Dataset rows
######

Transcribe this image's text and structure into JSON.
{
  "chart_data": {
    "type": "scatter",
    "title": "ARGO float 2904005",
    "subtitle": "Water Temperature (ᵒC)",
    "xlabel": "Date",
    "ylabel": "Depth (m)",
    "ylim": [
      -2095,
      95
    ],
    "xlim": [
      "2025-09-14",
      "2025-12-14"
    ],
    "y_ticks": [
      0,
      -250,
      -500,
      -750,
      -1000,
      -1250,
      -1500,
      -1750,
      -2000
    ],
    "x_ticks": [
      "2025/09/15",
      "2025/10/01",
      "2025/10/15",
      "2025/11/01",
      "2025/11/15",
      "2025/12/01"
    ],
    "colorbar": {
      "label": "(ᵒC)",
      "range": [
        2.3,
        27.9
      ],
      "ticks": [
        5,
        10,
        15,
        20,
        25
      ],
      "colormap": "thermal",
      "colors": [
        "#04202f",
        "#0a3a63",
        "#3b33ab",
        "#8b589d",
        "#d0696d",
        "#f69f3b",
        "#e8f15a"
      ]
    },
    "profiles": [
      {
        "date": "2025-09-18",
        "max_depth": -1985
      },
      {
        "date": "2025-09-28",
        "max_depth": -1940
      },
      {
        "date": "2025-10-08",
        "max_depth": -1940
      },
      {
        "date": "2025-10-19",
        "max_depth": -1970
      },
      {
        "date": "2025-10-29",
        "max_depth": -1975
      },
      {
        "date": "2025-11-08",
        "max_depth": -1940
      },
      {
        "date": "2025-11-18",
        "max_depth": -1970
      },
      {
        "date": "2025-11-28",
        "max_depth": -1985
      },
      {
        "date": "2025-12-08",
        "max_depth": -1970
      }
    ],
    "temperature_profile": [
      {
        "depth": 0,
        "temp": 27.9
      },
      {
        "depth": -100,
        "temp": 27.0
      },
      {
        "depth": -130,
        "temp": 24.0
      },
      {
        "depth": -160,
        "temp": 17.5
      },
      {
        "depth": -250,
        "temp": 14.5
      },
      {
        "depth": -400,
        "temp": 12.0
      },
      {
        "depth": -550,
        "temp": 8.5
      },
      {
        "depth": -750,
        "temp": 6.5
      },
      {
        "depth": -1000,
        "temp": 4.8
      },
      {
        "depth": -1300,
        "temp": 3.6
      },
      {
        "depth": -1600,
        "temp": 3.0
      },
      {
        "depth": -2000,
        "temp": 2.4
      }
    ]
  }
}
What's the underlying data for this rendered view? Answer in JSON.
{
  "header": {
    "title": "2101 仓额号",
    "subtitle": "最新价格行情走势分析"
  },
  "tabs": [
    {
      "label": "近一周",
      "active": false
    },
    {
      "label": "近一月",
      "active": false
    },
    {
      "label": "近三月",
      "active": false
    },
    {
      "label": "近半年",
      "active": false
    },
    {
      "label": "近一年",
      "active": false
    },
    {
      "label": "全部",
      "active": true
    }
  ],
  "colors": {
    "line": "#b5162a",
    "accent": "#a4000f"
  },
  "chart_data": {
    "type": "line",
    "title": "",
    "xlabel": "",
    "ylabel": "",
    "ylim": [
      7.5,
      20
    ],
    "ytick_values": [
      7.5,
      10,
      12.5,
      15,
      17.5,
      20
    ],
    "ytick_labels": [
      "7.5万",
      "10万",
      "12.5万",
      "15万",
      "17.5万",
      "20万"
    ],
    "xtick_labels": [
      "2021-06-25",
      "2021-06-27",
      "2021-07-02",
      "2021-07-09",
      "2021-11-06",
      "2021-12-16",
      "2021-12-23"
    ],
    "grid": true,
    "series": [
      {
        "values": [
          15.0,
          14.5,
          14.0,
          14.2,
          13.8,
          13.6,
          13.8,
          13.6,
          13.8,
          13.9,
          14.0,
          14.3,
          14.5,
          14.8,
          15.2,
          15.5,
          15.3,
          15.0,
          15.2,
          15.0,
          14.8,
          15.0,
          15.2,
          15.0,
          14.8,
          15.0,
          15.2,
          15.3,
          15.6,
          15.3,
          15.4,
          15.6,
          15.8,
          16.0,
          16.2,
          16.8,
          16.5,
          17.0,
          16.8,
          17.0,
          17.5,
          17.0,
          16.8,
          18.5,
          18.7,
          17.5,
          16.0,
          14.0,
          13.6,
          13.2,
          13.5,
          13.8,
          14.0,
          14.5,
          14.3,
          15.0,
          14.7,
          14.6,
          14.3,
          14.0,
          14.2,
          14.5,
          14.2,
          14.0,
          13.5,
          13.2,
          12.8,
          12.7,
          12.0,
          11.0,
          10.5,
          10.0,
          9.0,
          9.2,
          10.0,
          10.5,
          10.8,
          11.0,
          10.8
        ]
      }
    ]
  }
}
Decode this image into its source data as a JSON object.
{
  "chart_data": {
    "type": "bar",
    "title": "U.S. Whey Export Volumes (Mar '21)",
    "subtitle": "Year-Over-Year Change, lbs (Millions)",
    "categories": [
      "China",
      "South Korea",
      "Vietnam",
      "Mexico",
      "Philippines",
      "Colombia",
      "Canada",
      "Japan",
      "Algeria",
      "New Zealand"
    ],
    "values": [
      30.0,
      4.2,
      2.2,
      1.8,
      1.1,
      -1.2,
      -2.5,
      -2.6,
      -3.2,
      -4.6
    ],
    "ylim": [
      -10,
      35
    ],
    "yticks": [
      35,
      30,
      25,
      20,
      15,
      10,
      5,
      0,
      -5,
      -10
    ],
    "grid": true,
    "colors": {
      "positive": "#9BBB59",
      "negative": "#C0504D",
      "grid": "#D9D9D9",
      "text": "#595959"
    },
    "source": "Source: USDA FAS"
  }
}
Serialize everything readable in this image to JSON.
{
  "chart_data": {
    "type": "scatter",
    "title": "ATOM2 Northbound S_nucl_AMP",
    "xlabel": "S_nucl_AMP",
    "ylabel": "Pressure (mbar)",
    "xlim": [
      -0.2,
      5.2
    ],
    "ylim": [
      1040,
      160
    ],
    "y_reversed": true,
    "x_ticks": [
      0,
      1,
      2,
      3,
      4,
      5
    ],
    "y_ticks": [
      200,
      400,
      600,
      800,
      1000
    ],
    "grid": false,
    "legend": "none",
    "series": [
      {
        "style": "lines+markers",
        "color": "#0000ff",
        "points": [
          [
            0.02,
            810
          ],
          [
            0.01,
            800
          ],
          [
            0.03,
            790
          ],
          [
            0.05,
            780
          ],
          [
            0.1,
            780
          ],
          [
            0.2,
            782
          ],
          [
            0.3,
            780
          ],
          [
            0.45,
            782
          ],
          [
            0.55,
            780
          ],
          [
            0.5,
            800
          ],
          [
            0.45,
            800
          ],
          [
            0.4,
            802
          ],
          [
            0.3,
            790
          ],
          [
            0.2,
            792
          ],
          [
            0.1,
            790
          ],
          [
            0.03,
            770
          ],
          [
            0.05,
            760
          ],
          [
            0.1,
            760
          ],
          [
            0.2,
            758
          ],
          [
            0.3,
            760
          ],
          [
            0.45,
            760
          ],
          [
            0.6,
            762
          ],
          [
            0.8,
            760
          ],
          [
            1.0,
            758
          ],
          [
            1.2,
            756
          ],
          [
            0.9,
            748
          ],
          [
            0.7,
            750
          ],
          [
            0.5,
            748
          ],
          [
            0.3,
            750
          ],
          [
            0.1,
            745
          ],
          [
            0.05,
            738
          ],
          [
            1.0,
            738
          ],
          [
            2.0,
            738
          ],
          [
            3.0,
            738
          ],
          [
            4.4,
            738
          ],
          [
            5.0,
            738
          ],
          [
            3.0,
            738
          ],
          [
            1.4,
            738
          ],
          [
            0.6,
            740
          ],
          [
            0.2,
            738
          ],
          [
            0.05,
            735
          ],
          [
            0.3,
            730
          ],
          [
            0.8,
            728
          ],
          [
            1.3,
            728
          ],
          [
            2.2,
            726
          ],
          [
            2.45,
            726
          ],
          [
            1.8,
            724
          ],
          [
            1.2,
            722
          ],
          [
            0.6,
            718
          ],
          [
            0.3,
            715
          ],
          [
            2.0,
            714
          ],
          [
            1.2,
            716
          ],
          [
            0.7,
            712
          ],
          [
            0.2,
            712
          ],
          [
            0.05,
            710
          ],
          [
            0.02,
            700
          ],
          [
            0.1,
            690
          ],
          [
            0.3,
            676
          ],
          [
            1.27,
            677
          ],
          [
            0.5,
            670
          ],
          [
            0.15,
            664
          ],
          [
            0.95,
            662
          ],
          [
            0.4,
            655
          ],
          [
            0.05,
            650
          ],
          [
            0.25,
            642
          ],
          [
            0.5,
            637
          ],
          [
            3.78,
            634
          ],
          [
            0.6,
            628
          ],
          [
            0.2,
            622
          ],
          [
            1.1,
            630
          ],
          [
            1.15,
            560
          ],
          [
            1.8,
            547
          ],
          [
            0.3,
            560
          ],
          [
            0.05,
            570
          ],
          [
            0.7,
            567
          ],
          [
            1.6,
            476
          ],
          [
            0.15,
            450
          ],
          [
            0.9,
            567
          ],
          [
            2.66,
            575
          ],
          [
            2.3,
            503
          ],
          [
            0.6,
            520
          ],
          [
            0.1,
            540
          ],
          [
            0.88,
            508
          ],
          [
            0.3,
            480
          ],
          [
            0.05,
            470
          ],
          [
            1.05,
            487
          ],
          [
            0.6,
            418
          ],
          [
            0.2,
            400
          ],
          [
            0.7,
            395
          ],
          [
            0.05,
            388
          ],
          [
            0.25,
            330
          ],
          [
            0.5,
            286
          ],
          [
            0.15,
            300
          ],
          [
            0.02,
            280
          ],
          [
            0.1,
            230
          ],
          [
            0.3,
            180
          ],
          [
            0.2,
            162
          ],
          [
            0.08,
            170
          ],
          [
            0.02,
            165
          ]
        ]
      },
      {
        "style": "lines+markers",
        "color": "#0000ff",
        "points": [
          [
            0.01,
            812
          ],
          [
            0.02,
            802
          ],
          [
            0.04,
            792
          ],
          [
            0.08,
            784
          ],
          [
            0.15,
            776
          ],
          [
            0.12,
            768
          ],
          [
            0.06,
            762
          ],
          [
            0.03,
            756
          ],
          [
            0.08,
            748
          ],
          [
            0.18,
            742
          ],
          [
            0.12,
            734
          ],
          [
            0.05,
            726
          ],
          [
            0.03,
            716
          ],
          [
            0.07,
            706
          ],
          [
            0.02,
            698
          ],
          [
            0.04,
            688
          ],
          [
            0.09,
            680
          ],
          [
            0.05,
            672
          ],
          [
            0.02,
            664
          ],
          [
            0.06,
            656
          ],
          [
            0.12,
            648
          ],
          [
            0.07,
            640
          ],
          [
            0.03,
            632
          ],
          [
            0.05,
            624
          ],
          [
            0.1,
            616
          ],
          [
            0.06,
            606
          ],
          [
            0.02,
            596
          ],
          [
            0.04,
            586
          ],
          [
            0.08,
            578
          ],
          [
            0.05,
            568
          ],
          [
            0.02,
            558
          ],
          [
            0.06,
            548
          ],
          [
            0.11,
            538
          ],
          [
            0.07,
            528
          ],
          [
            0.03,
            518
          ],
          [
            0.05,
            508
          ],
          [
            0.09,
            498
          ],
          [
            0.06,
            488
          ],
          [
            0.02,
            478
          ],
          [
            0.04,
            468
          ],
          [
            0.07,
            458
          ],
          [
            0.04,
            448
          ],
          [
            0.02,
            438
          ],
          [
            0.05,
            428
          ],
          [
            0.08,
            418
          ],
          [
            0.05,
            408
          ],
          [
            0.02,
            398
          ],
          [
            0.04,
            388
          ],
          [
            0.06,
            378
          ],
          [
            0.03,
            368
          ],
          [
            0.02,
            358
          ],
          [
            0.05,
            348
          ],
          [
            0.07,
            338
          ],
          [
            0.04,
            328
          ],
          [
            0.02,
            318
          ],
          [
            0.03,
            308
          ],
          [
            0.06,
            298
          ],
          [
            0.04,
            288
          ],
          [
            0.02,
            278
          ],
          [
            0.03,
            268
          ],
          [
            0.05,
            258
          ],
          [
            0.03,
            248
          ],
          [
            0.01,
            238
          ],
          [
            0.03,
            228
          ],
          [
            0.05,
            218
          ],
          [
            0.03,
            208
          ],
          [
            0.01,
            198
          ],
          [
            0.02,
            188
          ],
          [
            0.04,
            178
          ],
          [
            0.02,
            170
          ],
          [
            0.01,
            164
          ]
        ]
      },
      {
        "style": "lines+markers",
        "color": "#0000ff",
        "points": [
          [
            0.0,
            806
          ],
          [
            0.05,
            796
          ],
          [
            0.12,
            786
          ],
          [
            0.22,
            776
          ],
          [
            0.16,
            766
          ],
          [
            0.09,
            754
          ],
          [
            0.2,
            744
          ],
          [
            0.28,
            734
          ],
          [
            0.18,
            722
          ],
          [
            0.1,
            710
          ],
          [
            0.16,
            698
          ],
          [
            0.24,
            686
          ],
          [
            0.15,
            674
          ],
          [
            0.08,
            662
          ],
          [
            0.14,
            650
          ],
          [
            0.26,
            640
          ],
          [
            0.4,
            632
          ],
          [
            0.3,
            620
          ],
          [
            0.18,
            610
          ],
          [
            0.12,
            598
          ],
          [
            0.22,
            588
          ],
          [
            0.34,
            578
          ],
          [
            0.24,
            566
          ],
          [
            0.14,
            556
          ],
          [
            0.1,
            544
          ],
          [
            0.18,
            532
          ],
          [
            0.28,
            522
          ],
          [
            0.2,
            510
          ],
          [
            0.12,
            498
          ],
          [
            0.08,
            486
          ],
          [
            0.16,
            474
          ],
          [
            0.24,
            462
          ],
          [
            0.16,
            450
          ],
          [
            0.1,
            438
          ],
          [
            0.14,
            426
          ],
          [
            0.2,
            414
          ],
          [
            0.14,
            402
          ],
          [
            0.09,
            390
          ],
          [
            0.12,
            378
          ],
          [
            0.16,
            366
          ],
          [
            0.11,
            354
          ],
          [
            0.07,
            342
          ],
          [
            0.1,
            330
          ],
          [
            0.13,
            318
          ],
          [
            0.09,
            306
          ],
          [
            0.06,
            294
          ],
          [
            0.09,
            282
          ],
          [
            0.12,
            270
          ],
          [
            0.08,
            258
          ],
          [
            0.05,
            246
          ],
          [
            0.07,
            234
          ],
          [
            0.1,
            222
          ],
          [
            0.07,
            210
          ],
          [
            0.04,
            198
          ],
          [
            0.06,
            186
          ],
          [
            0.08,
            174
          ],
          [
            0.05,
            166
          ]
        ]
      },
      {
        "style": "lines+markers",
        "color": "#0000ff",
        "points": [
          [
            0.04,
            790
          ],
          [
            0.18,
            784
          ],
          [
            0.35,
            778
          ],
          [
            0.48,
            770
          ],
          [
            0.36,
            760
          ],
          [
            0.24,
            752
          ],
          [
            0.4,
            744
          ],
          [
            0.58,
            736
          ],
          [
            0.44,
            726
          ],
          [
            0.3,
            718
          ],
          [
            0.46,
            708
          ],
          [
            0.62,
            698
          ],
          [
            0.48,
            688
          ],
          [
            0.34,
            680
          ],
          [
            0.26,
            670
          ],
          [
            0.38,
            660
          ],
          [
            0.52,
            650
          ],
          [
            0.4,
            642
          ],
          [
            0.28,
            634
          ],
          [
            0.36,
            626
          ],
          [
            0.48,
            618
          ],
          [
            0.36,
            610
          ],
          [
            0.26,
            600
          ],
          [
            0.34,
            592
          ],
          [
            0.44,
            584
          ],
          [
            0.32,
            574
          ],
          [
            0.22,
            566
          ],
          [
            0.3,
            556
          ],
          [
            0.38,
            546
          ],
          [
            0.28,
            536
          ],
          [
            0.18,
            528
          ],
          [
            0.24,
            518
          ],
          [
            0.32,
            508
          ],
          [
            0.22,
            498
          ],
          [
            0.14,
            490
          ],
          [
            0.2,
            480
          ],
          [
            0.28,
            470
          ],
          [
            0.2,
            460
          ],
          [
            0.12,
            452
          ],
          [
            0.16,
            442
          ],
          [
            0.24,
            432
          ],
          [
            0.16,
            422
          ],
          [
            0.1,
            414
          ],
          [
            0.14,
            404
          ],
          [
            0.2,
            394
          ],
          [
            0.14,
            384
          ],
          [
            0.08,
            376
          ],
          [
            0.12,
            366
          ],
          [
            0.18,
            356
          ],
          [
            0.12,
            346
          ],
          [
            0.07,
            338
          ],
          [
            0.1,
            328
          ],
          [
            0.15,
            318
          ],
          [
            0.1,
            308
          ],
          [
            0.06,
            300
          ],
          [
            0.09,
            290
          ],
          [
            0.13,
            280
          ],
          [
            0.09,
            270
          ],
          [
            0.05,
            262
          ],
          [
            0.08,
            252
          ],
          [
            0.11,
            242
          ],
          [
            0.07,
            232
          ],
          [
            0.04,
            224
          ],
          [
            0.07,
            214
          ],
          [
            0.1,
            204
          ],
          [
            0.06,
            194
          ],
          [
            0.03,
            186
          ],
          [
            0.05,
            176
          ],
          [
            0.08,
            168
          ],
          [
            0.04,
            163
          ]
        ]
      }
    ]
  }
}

######

* WHAT YOU NEED TO DO
Find every line that includes the string "ylabel". Report how many there are and nothing else.

* WRITTEN RESPONSE
3